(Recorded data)

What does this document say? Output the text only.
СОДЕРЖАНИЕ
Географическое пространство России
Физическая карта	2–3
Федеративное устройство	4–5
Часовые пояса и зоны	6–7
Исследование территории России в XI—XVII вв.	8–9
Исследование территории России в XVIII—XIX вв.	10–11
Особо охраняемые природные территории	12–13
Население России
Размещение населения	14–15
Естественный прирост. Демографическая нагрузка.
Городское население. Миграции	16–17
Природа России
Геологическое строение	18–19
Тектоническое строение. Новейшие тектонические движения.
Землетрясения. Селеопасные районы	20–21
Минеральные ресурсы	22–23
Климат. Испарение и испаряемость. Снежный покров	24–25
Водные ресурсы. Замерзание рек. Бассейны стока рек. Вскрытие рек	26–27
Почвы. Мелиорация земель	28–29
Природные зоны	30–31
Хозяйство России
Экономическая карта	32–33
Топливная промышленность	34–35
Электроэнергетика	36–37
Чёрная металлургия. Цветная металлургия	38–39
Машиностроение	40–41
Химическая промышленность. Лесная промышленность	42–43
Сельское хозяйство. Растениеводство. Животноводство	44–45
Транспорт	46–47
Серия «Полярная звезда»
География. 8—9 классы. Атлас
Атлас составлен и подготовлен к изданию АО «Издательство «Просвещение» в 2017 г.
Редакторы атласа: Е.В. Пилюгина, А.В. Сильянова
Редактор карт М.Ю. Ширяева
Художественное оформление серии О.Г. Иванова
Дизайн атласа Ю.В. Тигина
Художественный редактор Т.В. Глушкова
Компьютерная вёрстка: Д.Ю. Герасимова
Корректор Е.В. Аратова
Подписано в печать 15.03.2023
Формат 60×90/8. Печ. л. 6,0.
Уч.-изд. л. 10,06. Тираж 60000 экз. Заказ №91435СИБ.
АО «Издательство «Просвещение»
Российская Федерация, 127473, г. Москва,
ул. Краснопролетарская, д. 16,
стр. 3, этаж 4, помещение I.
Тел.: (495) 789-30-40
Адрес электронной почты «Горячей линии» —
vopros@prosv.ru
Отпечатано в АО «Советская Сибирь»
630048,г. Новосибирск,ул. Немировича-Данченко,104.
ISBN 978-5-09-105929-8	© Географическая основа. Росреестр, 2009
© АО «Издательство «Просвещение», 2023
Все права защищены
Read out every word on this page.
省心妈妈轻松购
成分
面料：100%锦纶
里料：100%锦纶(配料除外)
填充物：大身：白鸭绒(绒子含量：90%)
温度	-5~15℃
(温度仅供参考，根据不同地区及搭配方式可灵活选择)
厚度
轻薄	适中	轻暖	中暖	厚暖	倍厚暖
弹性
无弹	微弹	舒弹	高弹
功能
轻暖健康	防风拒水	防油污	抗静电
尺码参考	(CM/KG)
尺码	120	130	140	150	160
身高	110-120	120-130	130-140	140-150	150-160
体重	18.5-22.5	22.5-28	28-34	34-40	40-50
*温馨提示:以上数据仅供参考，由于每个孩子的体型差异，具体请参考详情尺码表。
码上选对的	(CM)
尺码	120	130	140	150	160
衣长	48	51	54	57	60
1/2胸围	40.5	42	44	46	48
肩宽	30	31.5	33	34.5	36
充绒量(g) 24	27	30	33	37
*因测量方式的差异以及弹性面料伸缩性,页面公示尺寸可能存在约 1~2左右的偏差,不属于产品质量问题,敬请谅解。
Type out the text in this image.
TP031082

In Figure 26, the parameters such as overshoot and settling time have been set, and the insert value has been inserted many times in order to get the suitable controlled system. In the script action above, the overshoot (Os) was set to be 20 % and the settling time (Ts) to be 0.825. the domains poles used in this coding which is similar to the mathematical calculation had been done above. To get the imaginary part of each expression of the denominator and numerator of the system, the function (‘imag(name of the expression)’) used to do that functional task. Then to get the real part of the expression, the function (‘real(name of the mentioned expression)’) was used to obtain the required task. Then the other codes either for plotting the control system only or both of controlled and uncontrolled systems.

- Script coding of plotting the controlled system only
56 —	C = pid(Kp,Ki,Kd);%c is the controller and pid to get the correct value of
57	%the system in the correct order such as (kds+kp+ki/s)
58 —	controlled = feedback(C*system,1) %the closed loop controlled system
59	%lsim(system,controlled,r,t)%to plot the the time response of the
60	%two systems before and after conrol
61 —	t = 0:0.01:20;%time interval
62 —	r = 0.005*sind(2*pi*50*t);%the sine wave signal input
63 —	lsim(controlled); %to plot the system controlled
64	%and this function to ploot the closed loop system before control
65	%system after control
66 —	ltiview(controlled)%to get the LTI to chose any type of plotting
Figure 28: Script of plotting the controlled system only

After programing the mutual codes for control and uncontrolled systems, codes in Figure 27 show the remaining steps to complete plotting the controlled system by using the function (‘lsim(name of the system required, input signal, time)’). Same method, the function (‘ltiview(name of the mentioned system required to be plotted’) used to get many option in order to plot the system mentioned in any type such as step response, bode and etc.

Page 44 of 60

(EXERCISE)
Reproduce the material above without altering a single character.

(SOLVED EXERCISE)
What does this document say? Output the text only.
СОДЕРЖАНИЕ
Географическое пространство России
Физическая карта	2–3
Федеративное устройство	4–5
Часовые пояса и зоны	6–7
Исследование территории России в XI—XVII вв.	8–9
Исследование территории России в XVIII—XIX вв.	10–11
Особо охраняемые природные территории	12–13
Население России
Размещение населения	14–15
Естественный прирост. Демографическая нагрузка.
Городское население. Миграции	16–17
Природа России
Геологическое строение	18–19
Тектоническое строение. Новейшие тектонические движения.
Землетрясения. Селеопасные районы	20–21
Минеральные ресурсы	22–23
Климат. Испарение и испаряемость. Снежный покров	24–25
Водные ресурсы. Замерзание рек. Бассейны стока рек. Вскрытие рек	26–27
Почвы. Мелиорация земель	28–29
Природные зоны	30–31
Хозяйство России
Экономическая карта	32–33
Топливная промышленность	34–35
Электроэнергетика	36–37
Чёрная металлургия. Цветная металлургия	38–39
Машиностроение	40–41
Химическая промышленность. Лесная промышленность	42–43
Сельское хозяйство. Растениеводство. Животноводство	44–45
Транспорт	46–47
Серия «Полярная звезда»
География. 8—9 классы. Атлас
Атлас составлен и подготовлен к изданию АО «Издательство «Просвещение» в 2017 г.
Редакторы атласа: Е.В. Пилюгина, А.В. Сильянова
Редактор карт М.Ю. Ширяева
Художественное оформление серии О.Г. Иванова
Дизайн атласа Ю.В. Тигина
Художественный редактор Т.В. Глушкова
Компьютерная вёрстка: Д.Ю. Герасимова
Корректор Е.В. Аратова
Подписано в печать 15.03.2023
Формат 60×90/8. Печ. л. 6,0.
Уч.-изд. л. 10,06. Тираж 60000 экз. Заказ №91435СИБ.
АО «Издательство «Просвещение»
Российская Федерация, 127473, г. Москва,
ул. Краснопролетарская, д. 16,
стр. 3, этаж 4, помещение I.
Тел.: (495) 789-30-40
Адрес электронной почты «Горячей линии» —
vopros@prosv.ru
Отпечатано в АО «Советская Сибирь»
630048,г. Новосибирск,ул. Немировича-Данченко,104.
ISBN 978-5-09-105929-8	© Географическая основа. Росреестр, 2009
© АО «Издательство «Просвещение», 2023
Все права защищены
Read out every word on this page.
省心妈妈轻松购
成分
面料：100%锦纶
里料：100%锦纶(配料除外)
填充物：大身：白鸭绒(绒子含量：90%)
温度	-5~15℃
(温度仅供参考，根据不同地区及搭配方式可灵活选择)
厚度
轻薄	适中	轻暖	中暖	厚暖	倍厚暖
弹性
无弹	微弹	舒弹	高弹
功能
轻暖健康	防风拒水	防油污	抗静电
尺码参考	(CM/KG)
尺码	120	130	140	150	160
身高	110-120	120-130	130-140	140-150	150-160
体重	18.5-22.5	22.5-28	28-34	34-40	40-50
*温馨提示:以上数据仅供参考，由于每个孩子的体型差异，具体请参考详情尺码表。
码上选对的	(CM)
尺码	120	130	140	150	160
衣长	48	51	54	57	60
1/2胸围	40.5	42	44	46	48
肩宽	30	31.5	33	34.5	36
充绒量(g) 24	27	30	33	37
*因测量方式的差异以及弹性面料伸缩性,页面公示尺寸可能存在约 1~2左右的偏差,不属于产品质量问题,敬请谅解。
Type out the text in this image.
TP031082

In Figure 26, the parameters such as overshoot and settling time have been set, and the insert value has been inserted many times in order to get the suitable controlled system. In the script action above, the overshoot (Os) was set to be 20 % and the settling time (Ts) to be 0.825. the domains poles used in this coding which is similar to the mathematical calculation had been done above. To get the imaginary part of each expression of the denominator and numerator of the system, the function (‘imag(name of the expression)’) used to do that functional task. Then to get the real part of the expression, the function (‘real(name of the mentioned expression)’) was used to obtain the required task. Then the other codes either for plotting the control system only or both of controlled and uncontrolled systems.

- Script coding of plotting the controlled system only
56 —	C = pid(Kp,Ki,Kd);%c is the controller and pid to get the correct value of
57	%the system in the correct order such as (kds+kp+ki/s)
58 —	controlled = feedback(C*system,1) %the closed loop controlled system
59	%lsim(system,controlled,r,t)%to plot the the time response of the
60	%two systems before and after conrol
61 —	t = 0:0.01:20;%time interval
62 —	r = 0.005*sind(2*pi*50*t);%the sine wave signal input
63 —	lsim(controlled); %to plot the system controlled
64	%and this function to ploot the closed loop system before control
65	%system after control
66 —	ltiview(controlled)%to get the LTI to chose any type of plotting
Figure 28: Script of plotting the controlled system only

After programing the mutual codes for control and uncontrolled systems, codes in Figure 27 show the remaining steps to complete plotting the controlled system by using the function (‘lsim(name of the system required, input signal, time)’). Same method, the function (‘ltiview(name of the mentioned system required to be plotted’) used to get many option in order to plot the system mentioned in any type such as step response, bode and etc.

Page 44 of 60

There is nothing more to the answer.